PROBLEM STATEMENT:
Write out the material below again, unchanged.

*** DATA SUPPLIED ***

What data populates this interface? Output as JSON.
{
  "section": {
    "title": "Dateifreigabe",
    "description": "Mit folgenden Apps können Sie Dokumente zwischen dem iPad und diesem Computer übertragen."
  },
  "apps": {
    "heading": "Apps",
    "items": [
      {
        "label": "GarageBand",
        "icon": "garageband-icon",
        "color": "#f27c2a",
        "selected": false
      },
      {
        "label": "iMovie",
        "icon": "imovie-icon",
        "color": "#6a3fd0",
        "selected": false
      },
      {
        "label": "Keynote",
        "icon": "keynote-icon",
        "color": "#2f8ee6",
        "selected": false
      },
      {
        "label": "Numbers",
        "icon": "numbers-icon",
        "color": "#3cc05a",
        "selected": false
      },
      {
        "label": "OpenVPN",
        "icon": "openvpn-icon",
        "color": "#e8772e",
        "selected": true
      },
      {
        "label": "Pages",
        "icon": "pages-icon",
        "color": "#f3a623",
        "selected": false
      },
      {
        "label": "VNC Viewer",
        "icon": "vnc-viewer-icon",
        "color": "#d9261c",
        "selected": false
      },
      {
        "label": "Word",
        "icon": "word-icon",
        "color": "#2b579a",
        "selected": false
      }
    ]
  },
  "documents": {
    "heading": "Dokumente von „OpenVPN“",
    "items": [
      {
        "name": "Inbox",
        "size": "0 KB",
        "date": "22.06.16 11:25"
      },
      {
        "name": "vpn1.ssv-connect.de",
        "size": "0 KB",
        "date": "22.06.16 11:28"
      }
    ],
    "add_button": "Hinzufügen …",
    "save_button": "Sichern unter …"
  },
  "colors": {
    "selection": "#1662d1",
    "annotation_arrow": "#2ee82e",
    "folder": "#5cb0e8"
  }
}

***

ANSWER TO THE PROBLEM:
What data populates this interface? Output as JSON.
{
  "section": {
    "title": "Dateifreigabe",
    "description": "Mit folgenden Apps können Sie Dokumente zwischen dem iPad und diesem Computer übertragen."
  },
  "apps": {
    "heading": "Apps",
    "items": [
      {
        "label": "GarageBand",
        "icon": "garageband-icon",
        "color": "#f27c2a",
        "selected": false
      },
      {
        "label": "iMovie",
        "icon": "imovie-icon",
        "color": "#6a3fd0",
        "selected": false
      },
      {
        "label": "Keynote",
        "icon": "keynote-icon",
        "color": "#2f8ee6",
        "selected": false
      },
      {
        "label": "Numbers",
        "icon": "numbers-icon",
        "color": "#3cc05a",
        "selected": false
      },
      {
        "label": "OpenVPN",
        "icon": "openvpn-icon",
        "color": "#e8772e",
        "selected": true
      },
      {
        "label": "Pages",
        "icon": "pages-icon",
        "color": "#f3a623",
        "selected": false
      },
      {
        "label": "VNC Viewer",
        "icon": "vnc-viewer-icon",
        "color": "#d9261c",
        "selected": false
      },
      {
        "label": "Word",
        "icon": "word-icon",
        "color": "#2b579a",
        "selected": false
      }
    ]
  },
  "documents": {
    "heading": "Dokumente von „OpenVPN“",
    "items": [
      {
        "name": "Inbox",
        "size": "0 KB",
        "date": "22.06.16 11:25"
      },
      {
        "name": "vpn1.ssv-connect.de",
        "size": "0 KB",
        "date": "22.06.16 11:28"
      }
    ],
    "add_button": "Hinzufügen …",
    "save_button": "Sichern unter …"
  },
  "colors": {
    "selection": "#1662d1",
    "annotation_arrow": "#2ee82e",
    "folder": "#5cb0e8"
  }
}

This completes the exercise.